*Do this:* Leave out the pictures and repeat every record exactly.

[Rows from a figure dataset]

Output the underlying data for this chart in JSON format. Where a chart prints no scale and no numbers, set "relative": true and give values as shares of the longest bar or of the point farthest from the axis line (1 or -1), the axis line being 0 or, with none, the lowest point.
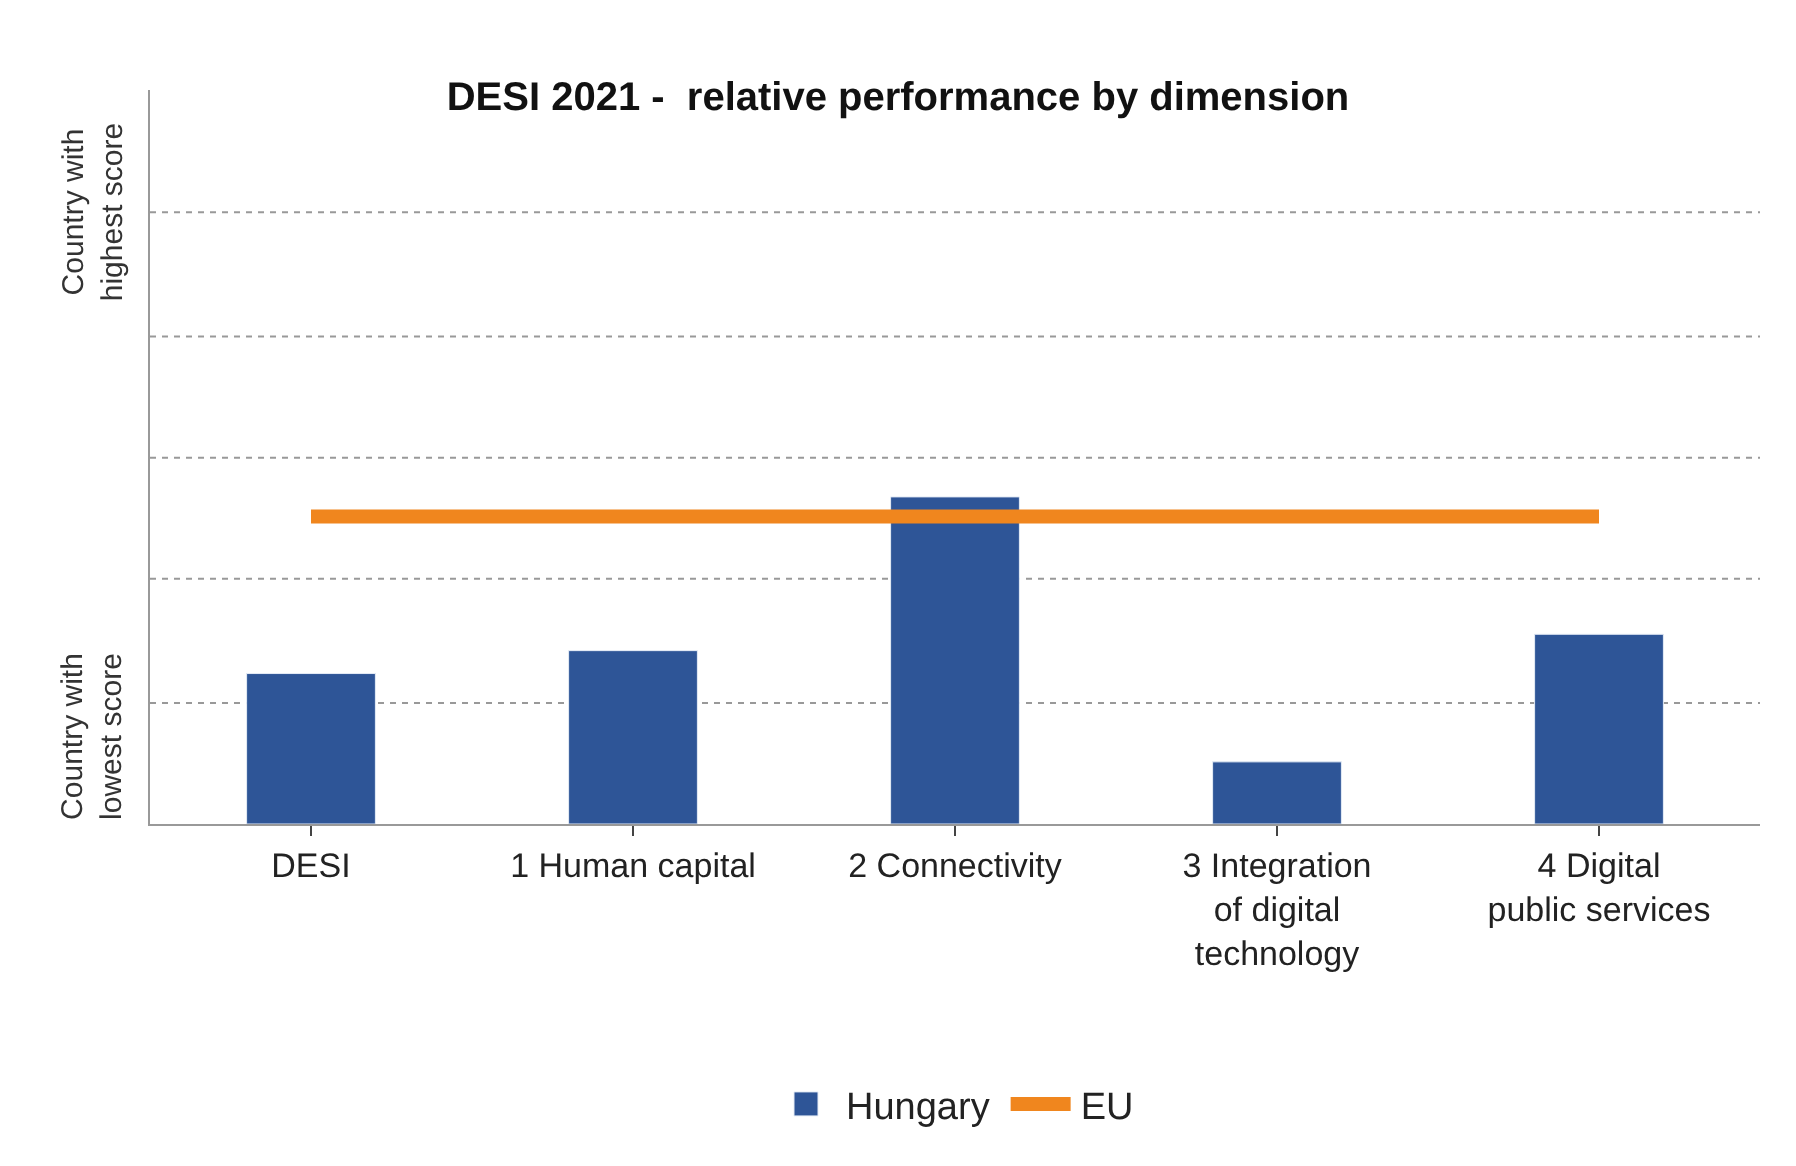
{
  "chart_data": {
    "type": "bar",
    "title": "DESI 2021 -  relative performance by dimension",
    "relative": true,
    "categories": [
      "DESI",
      "1 Human capital",
      "2 Connectivity",
      "3 Integration of digital technology",
      "4 Digital public services"
    ],
    "series": [
      {
        "name": "Hungary",
        "color": "#2e5597",
        "values": [
          0.46,
          0.53,
          1,
          0.19,
          0.58
        ]
      },
      {
        "name": "EU",
        "color": "#f0861e",
        "type": "line",
        "values": [
          0.94,
          0.94,
          0.94,
          0.94,
          0.94
        ]
      }
    ],
    "ref_lines": [
      {
        "axis": "y",
        "value": 0.37,
        "color": "#999999",
        "line_style": "dotted"
      },
      {
        "axis": "y",
        "value": 0.75,
        "color": "#999999",
        "line_style": "dotted"
      },
      {
        "axis": "y",
        "value": 1.12,
        "color": "#999999",
        "line_style": "dotted"
      },
      {
        "axis": "y",
        "value": 1.49,
        "color": "#999999",
        "line_style": "dotted"
      },
      {
        "axis": "y",
        "value": 1.87,
        "color": "#999999",
        "line_style": "dotted"
      }
    ],
    "annotations": [
      "Country with highest score",
      "Country with lowest score"
    ],
    "legend": "bottom",
    "marker": "none",
    "line_style": "solid"
  }
}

*Answer to this exercise:*
Output the underlying data for this chart in JSON format. Where a chart prints no scale and no numbers, set "relative": true and give values as shares of the longest bar or of the point farthest from the axis line (1 or -1), the axis line being 0 or, with none, the lowest point.
{
  "chart_data": {
    "type": "bar",
    "title": "DESI 2021 -  relative performance by dimension",
    "relative": true,
    "categories": [
      "DESI",
      "1 Human capital",
      "2 Connectivity",
      "3 Integration of digital technology",
      "4 Digital public services"
    ],
    "series": [
      {
        "name": "Hungary",
        "color": "#2e5597",
        "values": [
          0.46,
          0.53,
          1,
          0.19,
          0.58
        ]
      },
      {
        "name": "EU",
        "color": "#f0861e",
        "type": "line",
        "values": [
          0.94,
          0.94,
          0.94,
          0.94,
          0.94
        ]
      }
    ],
    "ref_lines": [
      {
        "axis": "y",
        "value": 0.37,
        "color": "#999999",
        "line_style": "dotted"
      },
      {
        "axis": "y",
        "value": 0.75,
        "color": "#999999",
        "line_style": "dotted"
      },
      {
        "axis": "y",
        "value": 1.12,
        "color": "#999999",
        "line_style": "dotted"
      },
      {
        "axis": "y",
        "value": 1.49,
        "color": "#999999",
        "line_style": "dotted"
      },
      {
        "axis": "y",
        "value": 1.87,
        "color": "#999999",
        "line_style": "dotted"
      }
    ],
    "annotations": [
      "Country with highest score",
      "Country with lowest score"
    ],
    "legend": "bottom",
    "marker": "none",
    "line_style": "solid"
  }
}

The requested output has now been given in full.